Material provided -
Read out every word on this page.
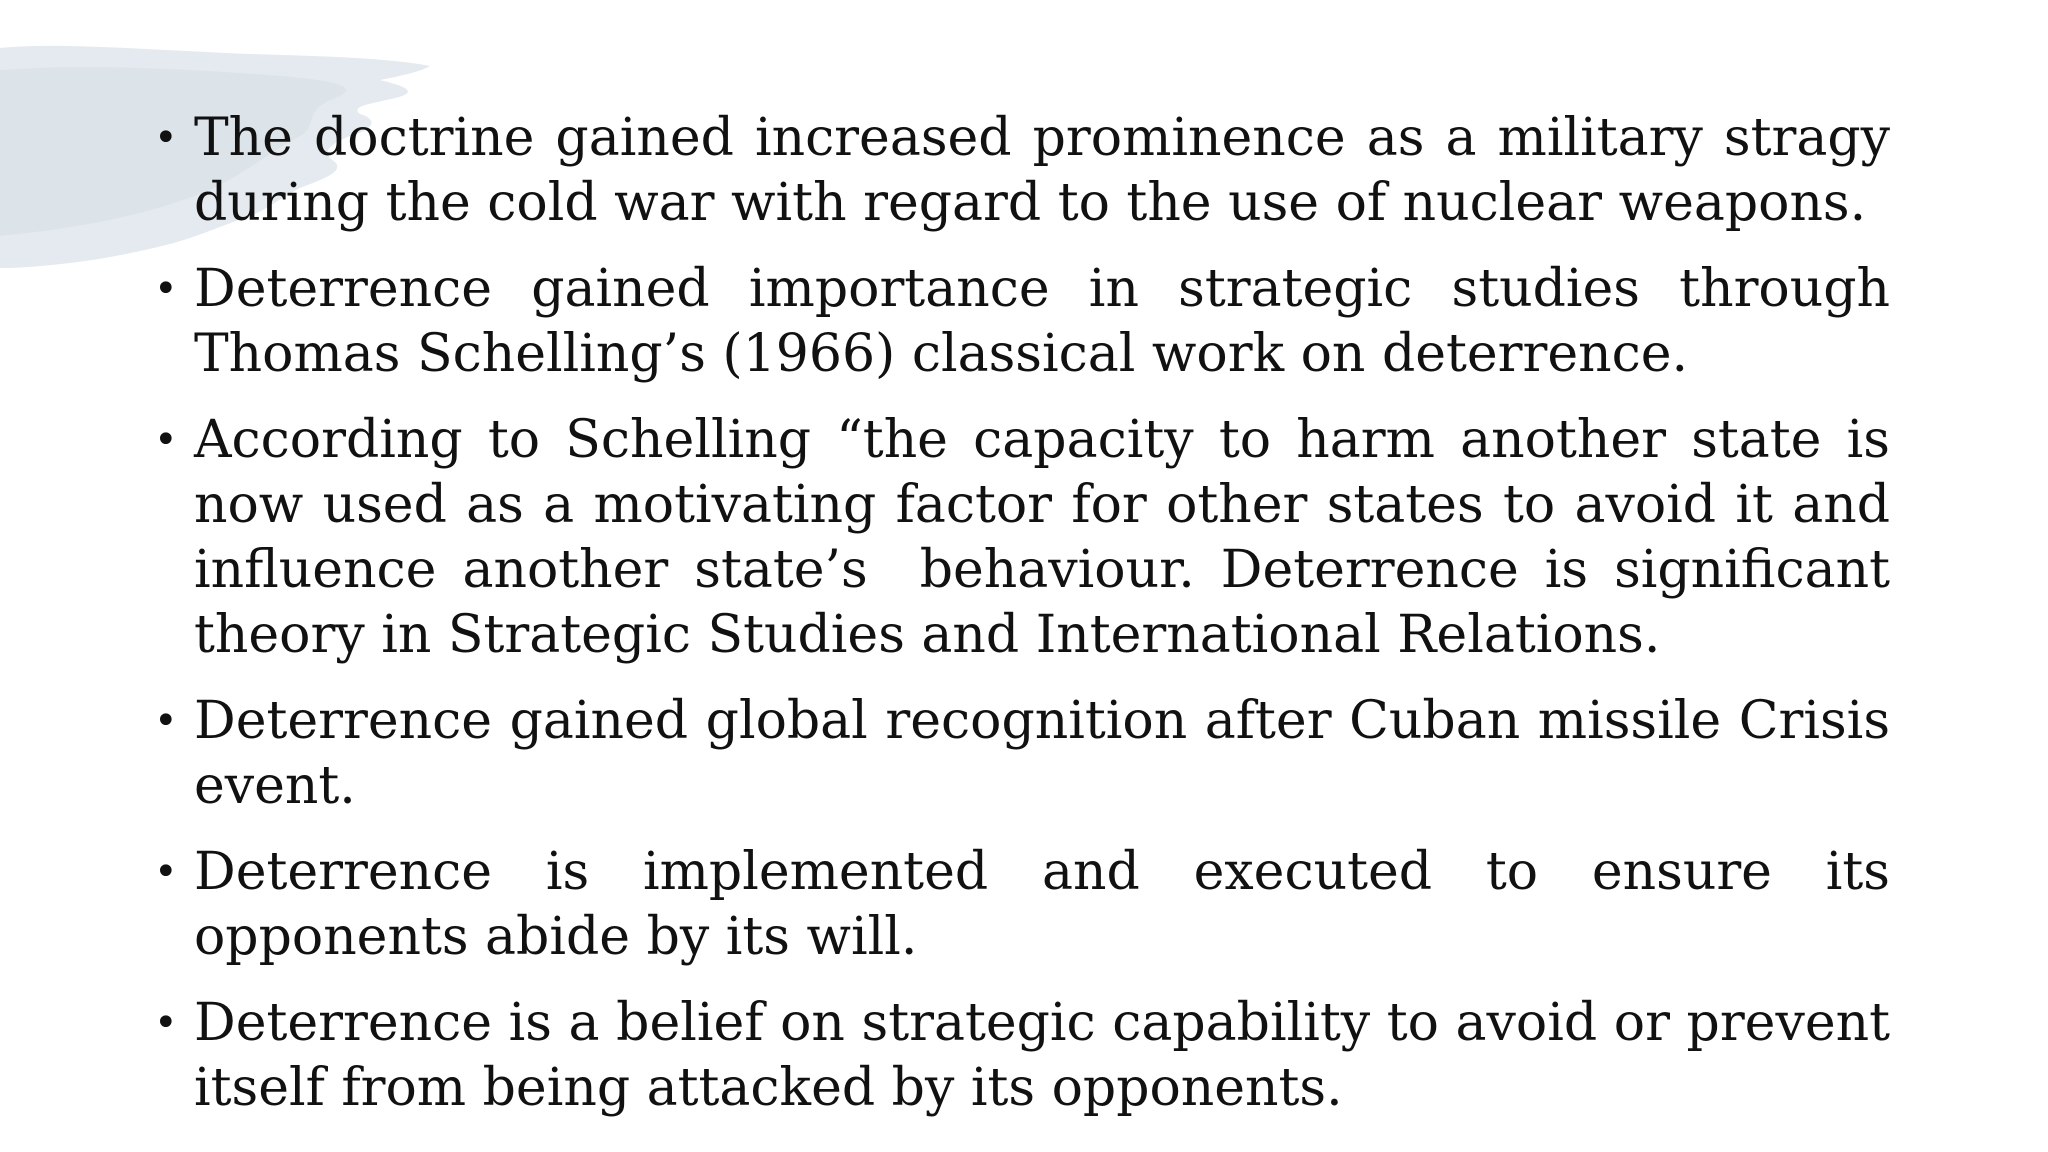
• The doctrine gained increased prominence as a military stragy during the cold war with regard to the use of nuclear weapons.
• Deterrence gained importance in strategic studies through Thomas Schelling’s (1966) classical work on deterrence.
• According to Schelling “the capacity to harm another state is now used as a motivating factor for other states to avoid it and influence another state’s  behaviour. Deterrence is significant theory in Strategic Studies and International Relations.
• Deterrence gained global recognition after Cuban missile Crisis event.
• Deterrence is implemented and executed to ensure its opponents abide by its will.
• Deterrence is a belief on strategic capability to avoid or prevent itself from being attacked by its opponents.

Description of the task -
Return every line of the records exactly as given, pictures excluded.

Result below -
Read out every word on this page.
• The doctrine gained increased prominence as a military stragy during the cold war with regard to the use of nuclear weapons.
• Deterrence gained importance in strategic studies through Thomas Schelling’s (1966) classical work on deterrence.
• According to Schelling “the capacity to harm another state is now used as a motivating factor for other states to avoid it and influence another state’s  behaviour. Deterrence is significant theory in Strategic Studies and International Relations.
• Deterrence gained global recognition after Cuban missile Crisis event.
• Deterrence is implemented and executed to ensure its opponents abide by its will.
• Deterrence is a belief on strategic capability to avoid or prevent itself from being attacked by its opponents.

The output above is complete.